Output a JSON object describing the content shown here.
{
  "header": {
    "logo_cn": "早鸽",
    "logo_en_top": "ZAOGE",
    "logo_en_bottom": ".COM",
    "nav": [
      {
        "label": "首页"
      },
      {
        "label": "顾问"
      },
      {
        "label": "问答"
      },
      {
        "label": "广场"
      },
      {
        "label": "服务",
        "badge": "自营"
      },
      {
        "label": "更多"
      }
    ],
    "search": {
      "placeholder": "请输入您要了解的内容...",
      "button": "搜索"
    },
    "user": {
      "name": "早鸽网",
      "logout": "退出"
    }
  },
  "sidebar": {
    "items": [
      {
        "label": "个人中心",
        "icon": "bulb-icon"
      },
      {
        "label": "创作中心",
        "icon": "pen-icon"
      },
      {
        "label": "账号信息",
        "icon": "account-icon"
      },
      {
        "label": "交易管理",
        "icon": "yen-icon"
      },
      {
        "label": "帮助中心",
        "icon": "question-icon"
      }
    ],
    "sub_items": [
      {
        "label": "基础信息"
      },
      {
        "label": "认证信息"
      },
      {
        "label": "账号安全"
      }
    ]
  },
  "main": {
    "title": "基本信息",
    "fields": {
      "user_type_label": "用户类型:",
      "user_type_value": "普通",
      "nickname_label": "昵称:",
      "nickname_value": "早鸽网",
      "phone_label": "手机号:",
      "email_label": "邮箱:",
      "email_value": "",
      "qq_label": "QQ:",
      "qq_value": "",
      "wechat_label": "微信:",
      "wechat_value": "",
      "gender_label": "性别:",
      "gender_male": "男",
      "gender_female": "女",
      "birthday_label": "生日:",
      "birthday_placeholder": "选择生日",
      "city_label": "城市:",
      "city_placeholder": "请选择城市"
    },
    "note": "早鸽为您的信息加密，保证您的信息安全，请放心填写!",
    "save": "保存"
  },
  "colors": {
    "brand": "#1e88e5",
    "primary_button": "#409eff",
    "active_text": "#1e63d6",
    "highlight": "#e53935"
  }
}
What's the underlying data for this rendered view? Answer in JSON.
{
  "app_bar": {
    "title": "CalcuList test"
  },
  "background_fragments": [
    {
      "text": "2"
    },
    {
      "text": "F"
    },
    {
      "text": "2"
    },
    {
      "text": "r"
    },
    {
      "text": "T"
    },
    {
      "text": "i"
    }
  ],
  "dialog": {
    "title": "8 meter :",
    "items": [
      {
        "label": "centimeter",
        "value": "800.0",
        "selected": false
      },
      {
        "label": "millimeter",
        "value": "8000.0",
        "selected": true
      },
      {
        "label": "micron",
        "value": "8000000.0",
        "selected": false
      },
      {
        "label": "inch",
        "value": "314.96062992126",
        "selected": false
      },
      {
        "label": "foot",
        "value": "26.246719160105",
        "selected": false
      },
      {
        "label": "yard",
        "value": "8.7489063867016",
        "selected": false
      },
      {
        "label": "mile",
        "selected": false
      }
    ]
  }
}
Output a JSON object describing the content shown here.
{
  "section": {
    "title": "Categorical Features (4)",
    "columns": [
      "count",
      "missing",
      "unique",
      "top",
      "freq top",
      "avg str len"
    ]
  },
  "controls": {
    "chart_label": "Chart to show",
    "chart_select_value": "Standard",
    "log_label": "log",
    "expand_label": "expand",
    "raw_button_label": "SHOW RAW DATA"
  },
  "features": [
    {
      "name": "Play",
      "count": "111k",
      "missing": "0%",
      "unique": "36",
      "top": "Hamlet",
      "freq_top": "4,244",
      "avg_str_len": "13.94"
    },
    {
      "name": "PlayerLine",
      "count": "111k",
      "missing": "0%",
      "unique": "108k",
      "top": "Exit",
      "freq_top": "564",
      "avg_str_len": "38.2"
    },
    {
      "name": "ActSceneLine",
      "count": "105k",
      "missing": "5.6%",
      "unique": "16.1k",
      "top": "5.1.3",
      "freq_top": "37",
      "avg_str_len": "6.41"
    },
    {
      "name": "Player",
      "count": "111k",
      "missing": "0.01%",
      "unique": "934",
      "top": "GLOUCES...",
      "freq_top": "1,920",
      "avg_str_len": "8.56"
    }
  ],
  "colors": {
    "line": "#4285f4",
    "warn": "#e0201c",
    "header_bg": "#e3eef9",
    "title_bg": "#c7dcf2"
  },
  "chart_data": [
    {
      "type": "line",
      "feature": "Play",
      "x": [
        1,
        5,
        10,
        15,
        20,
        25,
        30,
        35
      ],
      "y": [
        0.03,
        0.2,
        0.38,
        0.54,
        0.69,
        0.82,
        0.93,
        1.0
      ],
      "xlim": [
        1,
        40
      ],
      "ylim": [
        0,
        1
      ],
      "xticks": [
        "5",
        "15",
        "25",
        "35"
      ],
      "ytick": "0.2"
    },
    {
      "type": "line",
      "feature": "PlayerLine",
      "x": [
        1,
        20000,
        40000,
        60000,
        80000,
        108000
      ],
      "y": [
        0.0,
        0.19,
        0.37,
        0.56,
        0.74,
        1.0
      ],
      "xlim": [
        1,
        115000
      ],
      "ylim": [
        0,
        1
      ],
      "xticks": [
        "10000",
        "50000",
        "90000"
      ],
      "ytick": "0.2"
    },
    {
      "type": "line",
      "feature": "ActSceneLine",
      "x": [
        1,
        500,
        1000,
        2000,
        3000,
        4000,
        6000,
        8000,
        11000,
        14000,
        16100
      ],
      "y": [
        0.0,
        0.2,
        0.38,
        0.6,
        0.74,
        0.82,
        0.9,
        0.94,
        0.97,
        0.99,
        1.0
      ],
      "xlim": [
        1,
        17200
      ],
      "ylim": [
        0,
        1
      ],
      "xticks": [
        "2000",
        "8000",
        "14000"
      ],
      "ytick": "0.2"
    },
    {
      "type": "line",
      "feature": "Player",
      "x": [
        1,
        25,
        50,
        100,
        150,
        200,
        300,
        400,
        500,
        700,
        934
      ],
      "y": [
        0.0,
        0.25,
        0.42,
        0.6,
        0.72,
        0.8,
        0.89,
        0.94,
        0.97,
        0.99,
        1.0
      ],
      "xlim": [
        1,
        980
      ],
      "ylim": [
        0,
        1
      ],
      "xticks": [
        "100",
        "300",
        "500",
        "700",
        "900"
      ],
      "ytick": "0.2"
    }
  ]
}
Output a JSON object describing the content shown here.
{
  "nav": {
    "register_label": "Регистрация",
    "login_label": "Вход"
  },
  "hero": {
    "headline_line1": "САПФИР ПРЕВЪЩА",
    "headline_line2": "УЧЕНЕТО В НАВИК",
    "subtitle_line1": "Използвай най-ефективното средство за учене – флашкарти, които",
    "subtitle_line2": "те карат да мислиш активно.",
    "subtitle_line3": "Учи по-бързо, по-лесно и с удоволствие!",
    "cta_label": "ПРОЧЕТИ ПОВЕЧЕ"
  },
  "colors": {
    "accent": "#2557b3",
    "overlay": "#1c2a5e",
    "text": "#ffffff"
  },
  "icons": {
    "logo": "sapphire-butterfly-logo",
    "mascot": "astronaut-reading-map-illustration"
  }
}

__________________________________________________

*TASK BRIEF*
Each record above should be restated word for word.

*FULL RESPONSE*
Output a JSON object describing the content shown here.
{
  "header": {
    "logo_cn": "早鸽",
    "logo_en_top": "ZAOGE",
    "logo_en_bottom": ".COM",
    "nav": [
      {
        "label": "首页"
      },
      {
        "label": "顾问"
      },
      {
        "label": "问答"
      },
      {
        "label": "广场"
      },
      {
        "label": "服务",
        "badge": "自营"
      },
      {
        "label": "更多"
      }
    ],
    "search": {
      "placeholder": "请输入您要了解的内容...",
      "button": "搜索"
    },
    "user": {
      "name": "早鸽网",
      "logout": "退出"
    }
  },
  "sidebar": {
    "items": [
      {
        "label": "个人中心",
        "icon": "bulb-icon"
      },
      {
        "label": "创作中心",
        "icon": "pen-icon"
      },
      {
        "label": "账号信息",
        "icon": "account-icon"
      },
      {
        "label": "交易管理",
        "icon": "yen-icon"
      },
      {
        "label": "帮助中心",
        "icon": "question-icon"
      }
    ],
    "sub_items": [
      {
        "label": "基础信息"
      },
      {
        "label": "认证信息"
      },
      {
        "label": "账号安全"
      }
    ]
  },
  "main": {
    "title": "基本信息",
    "fields": {
      "user_type_label": "用户类型:",
      "user_type_value": "普通",
      "nickname_label": "昵称:",
      "nickname_value": "早鸽网",
      "phone_label": "手机号:",
      "email_label": "邮箱:",
      "email_value": "",
      "qq_label": "QQ:",
      "qq_value": "",
      "wechat_label": "微信:",
      "wechat_value": "",
      "gender_label": "性别:",
      "gender_male": "男",
      "gender_female": "女",
      "birthday_label": "生日:",
      "birthday_placeholder": "选择生日",
      "city_label": "城市:",
      "city_placeholder": "请选择城市"
    },
    "note": "早鸽为您的信息加密，保证您的信息安全，请放心填写!",
    "save": "保存"
  },
  "colors": {
    "brand": "#1e88e5",
    "primary_button": "#409eff",
    "active_text": "#1e63d6",
    "highlight": "#e53935"
  }
}
What's the underlying data for this rendered view? Answer in JSON.
{
  "app_bar": {
    "title": "CalcuList test"
  },
  "background_fragments": [
    {
      "text": "2"
    },
    {
      "text": "F"
    },
    {
      "text": "2"
    },
    {
      "text": "r"
    },
    {
      "text": "T"
    },
    {
      "text": "i"
    }
  ],
  "dialog": {
    "title": "8 meter :",
    "items": [
      {
        "label": "centimeter",
        "value": "800.0",
        "selected": false
      },
      {
        "label": "millimeter",
        "value": "8000.0",
        "selected": true
      },
      {
        "label": "micron",
        "value": "8000000.0",
        "selected": false
      },
      {
        "label": "inch",
        "value": "314.96062992126",
        "selected": false
      },
      {
        "label": "foot",
        "value": "26.246719160105",
        "selected": false
      },
      {
        "label": "yard",
        "value": "8.7489063867016",
        "selected": false
      },
      {
        "label": "mile",
        "selected": false
      }
    ]
  }
}
Output a JSON object describing the content shown here.
{
  "section": {
    "title": "Categorical Features (4)",
    "columns": [
      "count",
      "missing",
      "unique",
      "top",
      "freq top",
      "avg str len"
    ]
  },
  "controls": {
    "chart_label": "Chart to show",
    "chart_select_value": "Standard",
    "log_label": "log",
    "expand_label": "expand",
    "raw_button_label": "SHOW RAW DATA"
  },
  "features": [
    {
      "name": "Play",
      "count": "111k",
      "missing": "0%",
      "unique": "36",
      "top": "Hamlet",
      "freq_top": "4,244",
      "avg_str_len": "13.94"
    },
    {
      "name": "PlayerLine",
      "count": "111k",
      "missing": "0%",
      "unique": "108k",
      "top": "Exit",
      "freq_top": "564",
      "avg_str_len": "38.2"
    },
    {
      "name": "ActSceneLine",
      "count": "105k",
      "missing": "5.6%",
      "unique": "16.1k",
      "top": "5.1.3",
      "freq_top": "37",
      "avg_str_len": "6.41"
    },
    {
      "name": "Player",
      "count": "111k",
      "missing": "0.01%",
      "unique": "934",
      "top": "GLOUCES...",
      "freq_top": "1,920",
      "avg_str_len": "8.56"
    }
  ],
  "colors": {
    "line": "#4285f4",
    "warn": "#e0201c",
    "header_bg": "#e3eef9",
    "title_bg": "#c7dcf2"
  },
  "chart_data": [
    {
      "type": "line",
      "feature": "Play",
      "x": [
        1,
        5,
        10,
        15,
        20,
        25,
        30,
        35
      ],
      "y": [
        0.03,
        0.2,
        0.38,
        0.54,
        0.69,
        0.82,
        0.93,
        1.0
      ],
      "xlim": [
        1,
        40
      ],
      "ylim": [
        0,
        1
      ],
      "xticks": [
        "5",
        "15",
        "25",
        "35"
      ],
      "ytick": "0.2"
    },
    {
      "type": "line",
      "feature": "PlayerLine",
      "x": [
        1,
        20000,
        40000,
        60000,
        80000,
        108000
      ],
      "y": [
        0.0,
        0.19,
        0.37,
        0.56,
        0.74,
        1.0
      ],
      "xlim": [
        1,
        115000
      ],
      "ylim": [
        0,
        1
      ],
      "xticks": [
        "10000",
        "50000",
        "90000"
      ],
      "ytick": "0.2"
    },
    {
      "type": "line",
      "feature": "ActSceneLine",
      "x": [
        1,
        500,
        1000,
        2000,
        3000,
        4000,
        6000,
        8000,
        11000,
        14000,
        16100
      ],
      "y": [
        0.0,
        0.2,
        0.38,
        0.6,
        0.74,
        0.82,
        0.9,
        0.94,
        0.97,
        0.99,
        1.0
      ],
      "xlim": [
        1,
        17200
      ],
      "ylim": [
        0,
        1
      ],
      "xticks": [
        "2000",
        "8000",
        "14000"
      ],
      "ytick": "0.2"
    },
    {
      "type": "line",
      "feature": "Player",
      "x": [
        1,
        25,
        50,
        100,
        150,
        200,
        300,
        400,
        500,
        700,
        934
      ],
      "y": [
        0.0,
        0.25,
        0.42,
        0.6,
        0.72,
        0.8,
        0.89,
        0.94,
        0.97,
        0.99,
        1.0
      ],
      "xlim": [
        1,
        980
      ],
      "ylim": [
        0,
        1
      ],
      "xticks": [
        "100",
        "300",
        "500",
        "700",
        "900"
      ],
      "ytick": "0.2"
    }
  ]
}
Output a JSON object describing the content shown here.
{
  "nav": {
    "register_label": "Регистрация",
    "login_label": "Вход"
  },
  "hero": {
    "headline_line1": "САПФИР ПРЕВЪЩА",
    "headline_line2": "УЧЕНЕТО В НАВИК",
    "subtitle_line1": "Използвай най-ефективното средство за учене – флашкарти, които",
    "subtitle_line2": "те карат да мислиш активно.",
    "subtitle_line3": "Учи по-бързо, по-лесно и с удоволствие!",
    "cta_label": "ПРОЧЕТИ ПОВЕЧЕ"
  },
  "colors": {
    "accent": "#2557b3",
    "overlay": "#1c2a5e",
    "text": "#ffffff"
  },
  "icons": {
    "logo": "sapphire-butterfly-logo",
    "mascot": "astronaut-reading-map-illustration"
  }
}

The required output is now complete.